— Data excerpts —
§

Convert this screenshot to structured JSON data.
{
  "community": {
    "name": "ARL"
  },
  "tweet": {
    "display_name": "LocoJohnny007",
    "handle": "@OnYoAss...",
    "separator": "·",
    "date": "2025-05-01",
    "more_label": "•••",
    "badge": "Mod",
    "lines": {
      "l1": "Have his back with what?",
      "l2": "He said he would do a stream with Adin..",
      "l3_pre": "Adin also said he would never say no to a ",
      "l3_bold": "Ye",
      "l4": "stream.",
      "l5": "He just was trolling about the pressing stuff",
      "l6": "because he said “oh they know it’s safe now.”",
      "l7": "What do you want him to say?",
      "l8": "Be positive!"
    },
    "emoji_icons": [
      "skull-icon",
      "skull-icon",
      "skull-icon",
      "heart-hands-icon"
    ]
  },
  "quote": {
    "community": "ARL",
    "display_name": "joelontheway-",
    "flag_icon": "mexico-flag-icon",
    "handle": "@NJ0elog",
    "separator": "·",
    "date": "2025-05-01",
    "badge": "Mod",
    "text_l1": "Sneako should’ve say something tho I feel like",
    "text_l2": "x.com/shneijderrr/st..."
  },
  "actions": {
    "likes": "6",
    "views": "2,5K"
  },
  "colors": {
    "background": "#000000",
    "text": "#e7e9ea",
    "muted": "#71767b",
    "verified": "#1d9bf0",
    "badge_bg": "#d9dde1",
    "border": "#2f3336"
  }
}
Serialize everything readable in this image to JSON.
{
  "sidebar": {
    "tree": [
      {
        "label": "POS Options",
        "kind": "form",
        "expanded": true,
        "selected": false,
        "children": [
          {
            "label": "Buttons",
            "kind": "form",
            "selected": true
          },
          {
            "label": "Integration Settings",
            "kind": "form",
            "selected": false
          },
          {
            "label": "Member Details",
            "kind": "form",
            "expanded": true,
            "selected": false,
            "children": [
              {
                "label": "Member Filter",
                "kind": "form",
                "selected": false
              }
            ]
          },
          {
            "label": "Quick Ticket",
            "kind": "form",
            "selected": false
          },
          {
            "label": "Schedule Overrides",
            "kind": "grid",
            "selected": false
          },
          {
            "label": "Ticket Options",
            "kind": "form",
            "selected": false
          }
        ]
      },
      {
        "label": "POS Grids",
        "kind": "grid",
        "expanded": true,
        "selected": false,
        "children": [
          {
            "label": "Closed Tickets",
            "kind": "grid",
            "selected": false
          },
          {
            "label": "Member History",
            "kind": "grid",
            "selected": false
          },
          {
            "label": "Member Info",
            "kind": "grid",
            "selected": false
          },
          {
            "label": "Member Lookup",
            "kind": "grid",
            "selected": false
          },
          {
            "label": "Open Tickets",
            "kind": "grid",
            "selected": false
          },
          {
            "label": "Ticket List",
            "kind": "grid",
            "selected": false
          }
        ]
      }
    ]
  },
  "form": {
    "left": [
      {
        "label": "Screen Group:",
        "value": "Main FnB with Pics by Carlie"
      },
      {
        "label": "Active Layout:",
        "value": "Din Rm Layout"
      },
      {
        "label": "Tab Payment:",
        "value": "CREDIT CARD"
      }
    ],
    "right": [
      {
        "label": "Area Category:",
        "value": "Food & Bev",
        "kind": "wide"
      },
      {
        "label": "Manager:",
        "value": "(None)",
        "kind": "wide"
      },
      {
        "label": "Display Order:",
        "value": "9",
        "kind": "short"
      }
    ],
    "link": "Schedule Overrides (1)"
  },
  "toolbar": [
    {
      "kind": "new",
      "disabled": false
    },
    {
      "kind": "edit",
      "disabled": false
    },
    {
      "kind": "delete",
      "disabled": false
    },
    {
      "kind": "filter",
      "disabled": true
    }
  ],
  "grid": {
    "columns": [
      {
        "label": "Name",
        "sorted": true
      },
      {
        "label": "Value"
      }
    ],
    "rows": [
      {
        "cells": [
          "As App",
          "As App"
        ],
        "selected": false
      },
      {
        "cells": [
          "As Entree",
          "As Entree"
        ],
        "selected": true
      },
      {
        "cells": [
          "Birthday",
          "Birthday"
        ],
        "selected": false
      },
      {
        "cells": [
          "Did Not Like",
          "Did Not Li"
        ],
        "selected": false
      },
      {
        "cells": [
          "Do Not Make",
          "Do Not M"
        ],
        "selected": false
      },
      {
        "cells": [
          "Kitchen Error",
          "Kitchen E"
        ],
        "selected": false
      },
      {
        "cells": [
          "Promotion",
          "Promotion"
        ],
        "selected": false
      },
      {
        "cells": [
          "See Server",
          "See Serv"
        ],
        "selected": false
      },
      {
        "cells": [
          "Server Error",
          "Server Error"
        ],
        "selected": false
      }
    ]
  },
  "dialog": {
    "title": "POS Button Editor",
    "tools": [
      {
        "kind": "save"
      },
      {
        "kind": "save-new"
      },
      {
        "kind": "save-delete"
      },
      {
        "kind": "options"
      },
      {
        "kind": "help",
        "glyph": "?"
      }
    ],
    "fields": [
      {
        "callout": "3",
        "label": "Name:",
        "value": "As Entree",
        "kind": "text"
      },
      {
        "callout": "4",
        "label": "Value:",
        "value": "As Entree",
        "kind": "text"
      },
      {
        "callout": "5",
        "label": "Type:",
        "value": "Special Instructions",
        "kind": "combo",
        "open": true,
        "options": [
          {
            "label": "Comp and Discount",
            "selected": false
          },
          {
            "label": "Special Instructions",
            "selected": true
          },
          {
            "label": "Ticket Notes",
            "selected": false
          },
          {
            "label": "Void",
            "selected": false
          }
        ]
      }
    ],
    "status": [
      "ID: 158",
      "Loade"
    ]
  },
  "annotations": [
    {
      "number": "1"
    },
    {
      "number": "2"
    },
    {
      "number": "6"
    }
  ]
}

§

— Task instructions —
Review the material and copy each line in which the word "Error" appears.

— Exercise result —
          "Kitchen Error",
          "Server Error",
          "Server Error"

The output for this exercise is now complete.